- **Exercise aim**: Print the data exactly, leaving nothing out.
--- Start Record excerpts ---
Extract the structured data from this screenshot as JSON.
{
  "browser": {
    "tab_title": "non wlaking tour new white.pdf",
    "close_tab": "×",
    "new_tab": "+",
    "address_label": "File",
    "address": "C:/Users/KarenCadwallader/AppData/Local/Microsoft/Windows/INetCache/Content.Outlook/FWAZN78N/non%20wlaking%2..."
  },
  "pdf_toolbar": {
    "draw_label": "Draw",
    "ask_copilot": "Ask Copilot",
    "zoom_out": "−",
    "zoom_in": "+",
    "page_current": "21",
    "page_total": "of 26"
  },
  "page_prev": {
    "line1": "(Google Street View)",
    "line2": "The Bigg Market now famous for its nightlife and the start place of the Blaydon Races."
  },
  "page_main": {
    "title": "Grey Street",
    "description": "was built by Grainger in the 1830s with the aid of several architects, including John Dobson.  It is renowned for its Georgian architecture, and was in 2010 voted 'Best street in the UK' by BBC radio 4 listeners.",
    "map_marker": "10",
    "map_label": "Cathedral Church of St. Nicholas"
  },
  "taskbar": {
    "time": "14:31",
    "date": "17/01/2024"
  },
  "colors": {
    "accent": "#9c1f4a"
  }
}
--- End Record excerpts ---
- **The answer**:
Extract the structured data from this screenshot as JSON.
{
  "browser": {
    "tab_title": "non wlaking tour new white.pdf",
    "close_tab": "×",
    "new_tab": "+",
    "address_label": "File",
    "address": "C:/Users/KarenCadwallader/AppData/Local/Microsoft/Windows/INetCache/Content.Outlook/FWAZN78N/non%20wlaking%2..."
  },
  "pdf_toolbar": {
    "draw_label": "Draw",
    "ask_copilot": "Ask Copilot",
    "zoom_out": "−",
    "zoom_in": "+",
    "page_current": "21",
    "page_total": "of 26"
  },
  "page_prev": {
    "line1": "(Google Street View)",
    "line2": "The Bigg Market now famous for its nightlife and the start place of the Blaydon Races."
  },
  "page_main": {
    "title": "Grey Street",
    "description": "was built by Grainger in the 1830s with the aid of several architects, including John Dobson.  It is renowned for its Georgian architecture, and was in 2010 voted 'Best street in the UK' by BBC radio 4 listeners.",
    "map_marker": "10",
    "map_label": "Cathedral Church of St. Nicholas"
  },
  "taskbar": {
    "time": "14:31",
    "date": "17/01/2024"
  },
  "colors": {
    "accent": "#9c1f4a"
  }
}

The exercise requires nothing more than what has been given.